(Data tied to figure images)
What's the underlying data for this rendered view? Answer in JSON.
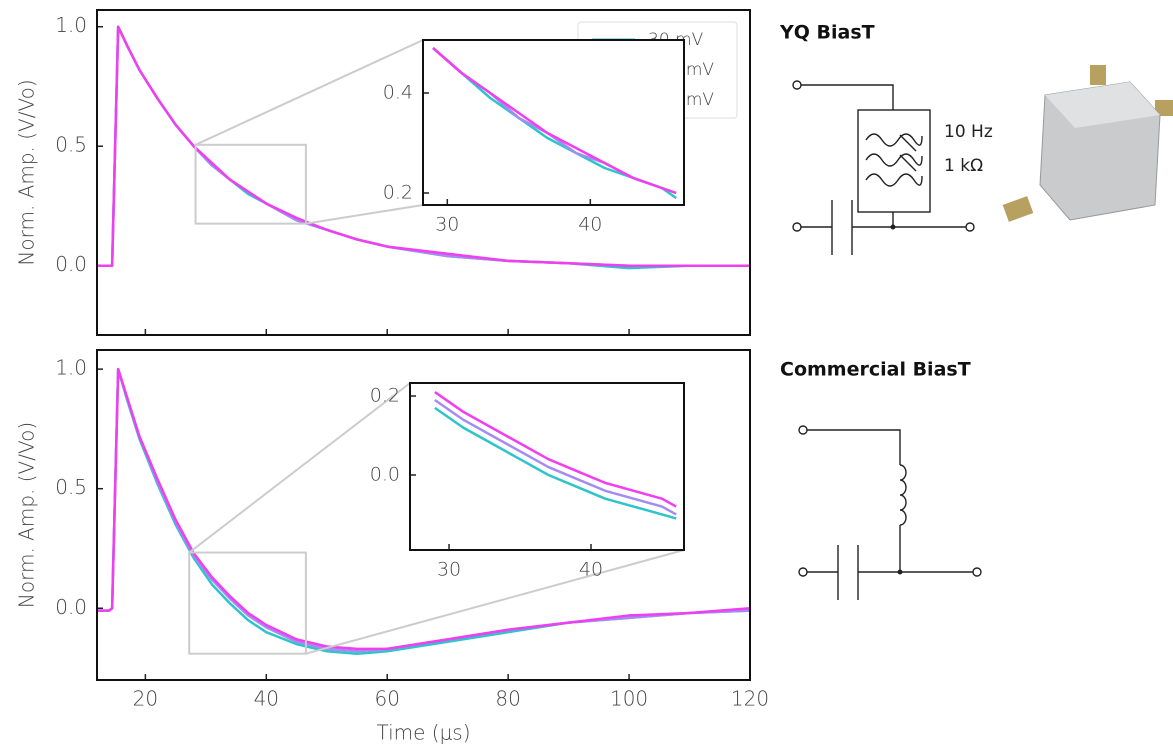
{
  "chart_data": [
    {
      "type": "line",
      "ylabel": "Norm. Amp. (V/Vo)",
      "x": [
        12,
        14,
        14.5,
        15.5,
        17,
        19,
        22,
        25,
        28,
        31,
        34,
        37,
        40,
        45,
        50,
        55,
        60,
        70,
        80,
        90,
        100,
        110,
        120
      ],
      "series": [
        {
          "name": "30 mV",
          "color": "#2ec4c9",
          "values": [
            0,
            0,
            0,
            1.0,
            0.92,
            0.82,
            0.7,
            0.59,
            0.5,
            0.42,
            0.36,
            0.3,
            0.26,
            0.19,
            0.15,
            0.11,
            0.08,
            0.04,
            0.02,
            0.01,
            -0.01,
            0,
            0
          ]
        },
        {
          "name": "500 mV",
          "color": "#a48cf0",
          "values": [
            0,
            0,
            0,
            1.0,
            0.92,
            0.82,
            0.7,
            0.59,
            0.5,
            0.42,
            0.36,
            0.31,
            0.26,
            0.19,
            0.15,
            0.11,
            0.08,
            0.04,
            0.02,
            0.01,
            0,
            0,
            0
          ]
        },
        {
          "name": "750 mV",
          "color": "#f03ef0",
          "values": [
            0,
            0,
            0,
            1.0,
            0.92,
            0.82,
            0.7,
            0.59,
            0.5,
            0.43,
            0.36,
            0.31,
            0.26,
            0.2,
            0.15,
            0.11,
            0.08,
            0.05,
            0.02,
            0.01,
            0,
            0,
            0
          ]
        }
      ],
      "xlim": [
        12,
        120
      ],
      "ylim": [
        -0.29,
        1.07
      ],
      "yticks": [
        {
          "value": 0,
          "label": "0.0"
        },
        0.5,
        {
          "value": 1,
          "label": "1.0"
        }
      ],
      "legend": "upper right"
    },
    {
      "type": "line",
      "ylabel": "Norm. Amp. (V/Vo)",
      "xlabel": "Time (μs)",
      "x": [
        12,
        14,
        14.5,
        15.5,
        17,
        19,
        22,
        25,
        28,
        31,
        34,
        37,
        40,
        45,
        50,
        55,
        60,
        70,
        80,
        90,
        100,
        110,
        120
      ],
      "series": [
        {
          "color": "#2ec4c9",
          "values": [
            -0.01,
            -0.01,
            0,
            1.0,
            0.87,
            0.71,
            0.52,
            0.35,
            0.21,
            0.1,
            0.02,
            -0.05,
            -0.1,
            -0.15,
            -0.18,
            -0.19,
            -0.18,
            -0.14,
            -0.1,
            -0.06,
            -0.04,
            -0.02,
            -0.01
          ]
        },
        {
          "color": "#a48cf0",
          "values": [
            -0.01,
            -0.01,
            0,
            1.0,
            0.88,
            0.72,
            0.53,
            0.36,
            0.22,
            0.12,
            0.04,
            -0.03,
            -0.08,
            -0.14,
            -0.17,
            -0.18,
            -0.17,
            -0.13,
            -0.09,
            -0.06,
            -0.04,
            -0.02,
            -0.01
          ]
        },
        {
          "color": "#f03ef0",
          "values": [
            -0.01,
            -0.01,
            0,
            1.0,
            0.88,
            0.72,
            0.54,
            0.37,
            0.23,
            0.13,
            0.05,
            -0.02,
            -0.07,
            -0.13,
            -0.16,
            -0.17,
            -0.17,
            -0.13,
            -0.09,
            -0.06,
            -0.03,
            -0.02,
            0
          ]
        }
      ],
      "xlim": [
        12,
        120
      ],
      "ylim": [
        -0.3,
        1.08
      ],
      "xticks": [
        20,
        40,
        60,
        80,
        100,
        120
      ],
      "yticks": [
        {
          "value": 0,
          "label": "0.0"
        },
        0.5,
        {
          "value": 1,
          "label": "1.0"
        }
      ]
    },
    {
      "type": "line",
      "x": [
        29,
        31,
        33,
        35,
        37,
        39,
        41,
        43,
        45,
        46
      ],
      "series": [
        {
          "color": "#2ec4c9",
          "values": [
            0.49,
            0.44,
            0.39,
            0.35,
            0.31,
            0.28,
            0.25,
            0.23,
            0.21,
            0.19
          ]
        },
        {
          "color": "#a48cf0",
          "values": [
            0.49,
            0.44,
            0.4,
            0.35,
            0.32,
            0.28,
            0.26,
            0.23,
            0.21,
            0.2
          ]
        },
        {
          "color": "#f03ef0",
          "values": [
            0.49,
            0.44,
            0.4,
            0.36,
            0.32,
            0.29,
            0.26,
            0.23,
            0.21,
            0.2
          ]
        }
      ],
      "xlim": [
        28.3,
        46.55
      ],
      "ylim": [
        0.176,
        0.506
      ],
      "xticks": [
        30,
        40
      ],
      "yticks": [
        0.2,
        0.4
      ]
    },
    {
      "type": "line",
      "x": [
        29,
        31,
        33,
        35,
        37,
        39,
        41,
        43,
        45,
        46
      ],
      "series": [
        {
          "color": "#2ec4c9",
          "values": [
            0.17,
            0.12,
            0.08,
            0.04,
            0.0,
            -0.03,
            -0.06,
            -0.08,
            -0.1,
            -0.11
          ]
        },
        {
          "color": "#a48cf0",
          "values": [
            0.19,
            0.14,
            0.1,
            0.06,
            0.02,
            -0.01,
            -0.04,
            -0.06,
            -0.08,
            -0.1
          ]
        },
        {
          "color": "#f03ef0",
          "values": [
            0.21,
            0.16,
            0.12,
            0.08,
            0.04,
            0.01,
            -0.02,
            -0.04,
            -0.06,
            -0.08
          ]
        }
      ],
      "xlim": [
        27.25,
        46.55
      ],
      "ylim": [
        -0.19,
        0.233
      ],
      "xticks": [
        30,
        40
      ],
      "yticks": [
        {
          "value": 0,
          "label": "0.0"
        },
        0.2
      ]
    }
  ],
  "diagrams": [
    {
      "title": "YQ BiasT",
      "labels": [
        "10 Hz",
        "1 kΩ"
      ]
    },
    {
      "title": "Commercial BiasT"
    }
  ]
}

> _WRITTEN PROBLEM_:
All of the data above should be transcribed verbatim, with pictures omitted.

> _WRITTEN ANSWER_:
What's the underlying data for this rendered view? Answer in JSON.
{
  "chart_data": [
    {
      "type": "line",
      "ylabel": "Norm. Amp. (V/Vo)",
      "x": [
        12,
        14,
        14.5,
        15.5,
        17,
        19,
        22,
        25,
        28,
        31,
        34,
        37,
        40,
        45,
        50,
        55,
        60,
        70,
        80,
        90,
        100,
        110,
        120
      ],
      "series": [
        {
          "name": "30 mV",
          "color": "#2ec4c9",
          "values": [
            0,
            0,
            0,
            1.0,
            0.92,
            0.82,
            0.7,
            0.59,
            0.5,
            0.42,
            0.36,
            0.3,
            0.26,
            0.19,
            0.15,
            0.11,
            0.08,
            0.04,
            0.02,
            0.01,
            -0.01,
            0,
            0
          ]
        },
        {
          "name": "500 mV",
          "color": "#a48cf0",
          "values": [
            0,
            0,
            0,
            1.0,
            0.92,
            0.82,
            0.7,
            0.59,
            0.5,
            0.42,
            0.36,
            0.31,
            0.26,
            0.19,
            0.15,
            0.11,
            0.08,
            0.04,
            0.02,
            0.01,
            0,
            0,
            0
          ]
        },
        {
          "name": "750 mV",
          "color": "#f03ef0",
          "values": [
            0,
            0,
            0,
            1.0,
            0.92,
            0.82,
            0.7,
            0.59,
            0.5,
            0.43,
            0.36,
            0.31,
            0.26,
            0.2,
            0.15,
            0.11,
            0.08,
            0.05,
            0.02,
            0.01,
            0,
            0,
            0
          ]
        }
      ],
      "xlim": [
        12,
        120
      ],
      "ylim": [
        -0.29,
        1.07
      ],
      "yticks": [
        {
          "value": 0,
          "label": "0.0"
        },
        0.5,
        {
          "value": 1,
          "label": "1.0"
        }
      ],
      "legend": "upper right"
    },
    {
      "type": "line",
      "ylabel": "Norm. Amp. (V/Vo)",
      "xlabel": "Time (μs)",
      "x": [
        12,
        14,
        14.5,
        15.5,
        17,
        19,
        22,
        25,
        28,
        31,
        34,
        37,
        40,
        45,
        50,
        55,
        60,
        70,
        80,
        90,
        100,
        110,
        120
      ],
      "series": [
        {
          "color": "#2ec4c9",
          "values": [
            -0.01,
            -0.01,
            0,
            1.0,
            0.87,
            0.71,
            0.52,
            0.35,
            0.21,
            0.1,
            0.02,
            -0.05,
            -0.1,
            -0.15,
            -0.18,
            -0.19,
            -0.18,
            -0.14,
            -0.1,
            -0.06,
            -0.04,
            -0.02,
            -0.01
          ]
        },
        {
          "color": "#a48cf0",
          "values": [
            -0.01,
            -0.01,
            0,
            1.0,
            0.88,
            0.72,
            0.53,
            0.36,
            0.22,
            0.12,
            0.04,
            -0.03,
            -0.08,
            -0.14,
            -0.17,
            -0.18,
            -0.17,
            -0.13,
            -0.09,
            -0.06,
            -0.04,
            -0.02,
            -0.01
          ]
        },
        {
          "color": "#f03ef0",
          "values": [
            -0.01,
            -0.01,
            0,
            1.0,
            0.88,
            0.72,
            0.54,
            0.37,
            0.23,
            0.13,
            0.05,
            -0.02,
            -0.07,
            -0.13,
            -0.16,
            -0.17,
            -0.17,
            -0.13,
            -0.09,
            -0.06,
            -0.03,
            -0.02,
            0
          ]
        }
      ],
      "xlim": [
        12,
        120
      ],
      "ylim": [
        -0.3,
        1.08
      ],
      "xticks": [
        20,
        40,
        60,
        80,
        100,
        120
      ],
      "yticks": [
        {
          "value": 0,
          "label": "0.0"
        },
        0.5,
        {
          "value": 1,
          "label": "1.0"
        }
      ]
    },
    {
      "type": "line",
      "x": [
        29,
        31,
        33,
        35,
        37,
        39,
        41,
        43,
        45,
        46
      ],
      "series": [
        {
          "color": "#2ec4c9",
          "values": [
            0.49,
            0.44,
            0.39,
            0.35,
            0.31,
            0.28,
            0.25,
            0.23,
            0.21,
            0.19
          ]
        },
        {
          "color": "#a48cf0",
          "values": [
            0.49,
            0.44,
            0.4,
            0.35,
            0.32,
            0.28,
            0.26,
            0.23,
            0.21,
            0.2
          ]
        },
        {
          "color": "#f03ef0",
          "values": [
            0.49,
            0.44,
            0.4,
            0.36,
            0.32,
            0.29,
            0.26,
            0.23,
            0.21,
            0.2
          ]
        }
      ],
      "xlim": [
        28.3,
        46.55
      ],
      "ylim": [
        0.176,
        0.506
      ],
      "xticks": [
        30,
        40
      ],
      "yticks": [
        0.2,
        0.4
      ]
    },
    {
      "type": "line",
      "x": [
        29,
        31,
        33,
        35,
        37,
        39,
        41,
        43,
        45,
        46
      ],
      "series": [
        {
          "color": "#2ec4c9",
          "values": [
            0.17,
            0.12,
            0.08,
            0.04,
            0.0,
            -0.03,
            -0.06,
            -0.08,
            -0.1,
            -0.11
          ]
        },
        {
          "color": "#a48cf0",
          "values": [
            0.19,
            0.14,
            0.1,
            0.06,
            0.02,
            -0.01,
            -0.04,
            -0.06,
            -0.08,
            -0.1
          ]
        },
        {
          "color": "#f03ef0",
          "values": [
            0.21,
            0.16,
            0.12,
            0.08,
            0.04,
            0.01,
            -0.02,
            -0.04,
            -0.06,
            -0.08
          ]
        }
      ],
      "xlim": [
        27.25,
        46.55
      ],
      "ylim": [
        -0.19,
        0.233
      ],
      "xticks": [
        30,
        40
      ],
      "yticks": [
        {
          "value": 0,
          "label": "0.0"
        },
        0.2
      ]
    }
  ],
  "diagrams": [
    {
      "title": "YQ BiasT",
      "labels": [
        "10 Hz",
        "1 kΩ"
      ]
    },
    {
      "title": "Commercial BiasT"
    }
  ]
}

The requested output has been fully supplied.